What is expected:
Look for "grupo" in each line of the entries, and return the matching lines.

--- start of Supplied records ---

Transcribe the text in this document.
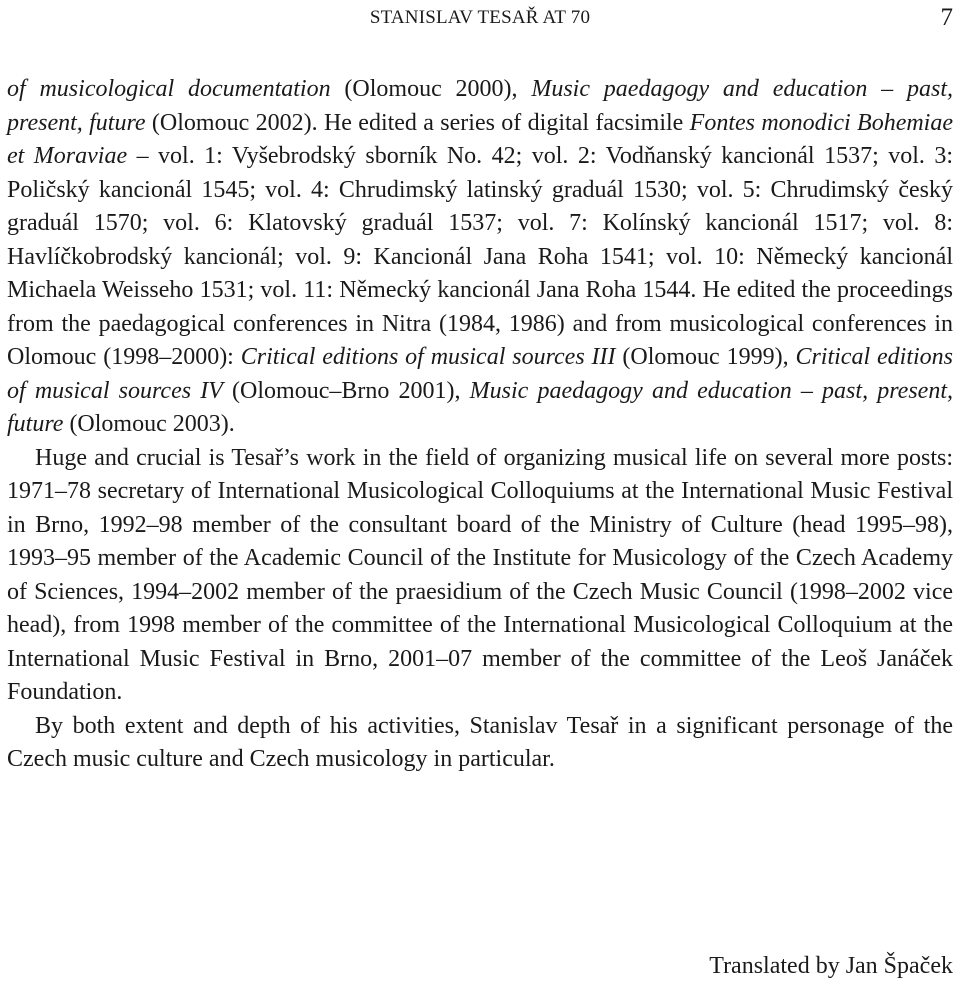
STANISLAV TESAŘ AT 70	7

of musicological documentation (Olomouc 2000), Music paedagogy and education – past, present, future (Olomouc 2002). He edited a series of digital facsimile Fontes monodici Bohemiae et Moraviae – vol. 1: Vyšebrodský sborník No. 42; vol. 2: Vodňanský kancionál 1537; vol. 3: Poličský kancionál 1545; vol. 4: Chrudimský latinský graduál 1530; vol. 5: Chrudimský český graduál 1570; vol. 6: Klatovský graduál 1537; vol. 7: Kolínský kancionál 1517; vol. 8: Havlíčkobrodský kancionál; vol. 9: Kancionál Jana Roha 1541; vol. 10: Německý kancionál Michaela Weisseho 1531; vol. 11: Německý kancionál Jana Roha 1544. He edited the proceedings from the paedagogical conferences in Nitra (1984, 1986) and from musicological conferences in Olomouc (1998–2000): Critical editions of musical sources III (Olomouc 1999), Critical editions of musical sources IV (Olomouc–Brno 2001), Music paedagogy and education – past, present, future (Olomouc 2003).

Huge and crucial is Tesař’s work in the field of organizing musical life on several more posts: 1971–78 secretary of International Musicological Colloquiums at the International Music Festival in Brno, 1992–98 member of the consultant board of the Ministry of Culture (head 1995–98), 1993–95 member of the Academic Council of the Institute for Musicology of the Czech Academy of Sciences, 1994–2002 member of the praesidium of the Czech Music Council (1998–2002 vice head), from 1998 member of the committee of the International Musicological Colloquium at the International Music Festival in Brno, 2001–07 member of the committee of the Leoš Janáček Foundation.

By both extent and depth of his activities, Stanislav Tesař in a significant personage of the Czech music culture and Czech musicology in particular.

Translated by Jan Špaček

--- end of Supplied records ---
--- start of Supplied records ---

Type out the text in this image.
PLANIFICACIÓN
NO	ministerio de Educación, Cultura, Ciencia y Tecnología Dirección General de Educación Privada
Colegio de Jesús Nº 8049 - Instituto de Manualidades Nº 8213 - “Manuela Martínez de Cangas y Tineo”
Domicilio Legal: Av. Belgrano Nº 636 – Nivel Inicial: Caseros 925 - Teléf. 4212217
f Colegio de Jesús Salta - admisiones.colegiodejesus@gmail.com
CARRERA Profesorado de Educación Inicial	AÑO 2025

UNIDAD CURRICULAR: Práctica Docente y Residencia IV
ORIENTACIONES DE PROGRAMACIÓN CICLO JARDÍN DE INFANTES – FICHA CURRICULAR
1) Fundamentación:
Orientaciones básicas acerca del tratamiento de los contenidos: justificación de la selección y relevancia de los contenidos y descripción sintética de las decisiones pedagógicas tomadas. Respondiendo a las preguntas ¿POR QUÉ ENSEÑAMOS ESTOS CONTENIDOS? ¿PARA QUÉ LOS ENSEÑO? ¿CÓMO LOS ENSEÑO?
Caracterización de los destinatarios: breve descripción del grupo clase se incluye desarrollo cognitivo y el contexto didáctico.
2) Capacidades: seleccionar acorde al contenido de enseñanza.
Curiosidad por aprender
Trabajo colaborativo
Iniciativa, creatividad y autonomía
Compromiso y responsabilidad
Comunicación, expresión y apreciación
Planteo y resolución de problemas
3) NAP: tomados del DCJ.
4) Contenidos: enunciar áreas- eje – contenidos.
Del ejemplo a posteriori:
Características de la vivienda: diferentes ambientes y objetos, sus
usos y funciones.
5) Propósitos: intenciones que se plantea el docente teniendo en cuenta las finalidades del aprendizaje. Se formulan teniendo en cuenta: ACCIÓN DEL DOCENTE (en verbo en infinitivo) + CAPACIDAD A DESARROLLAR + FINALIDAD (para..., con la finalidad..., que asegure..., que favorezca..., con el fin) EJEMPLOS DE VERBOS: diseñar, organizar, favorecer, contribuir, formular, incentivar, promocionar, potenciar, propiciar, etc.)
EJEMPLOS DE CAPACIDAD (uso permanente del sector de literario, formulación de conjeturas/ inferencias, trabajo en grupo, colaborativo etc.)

--- end of Supplied records ---

Result:
Caracterización de los destinatarios: breve descripción del grupo clase se incluye desarrollo cognitivo y el contexto didáctico.
EJEMPLOS DE CAPACIDAD (uso permanente del sector de literario, formulación de conjeturas/ inferencias, trabajo en grupo, colaborativo etc.)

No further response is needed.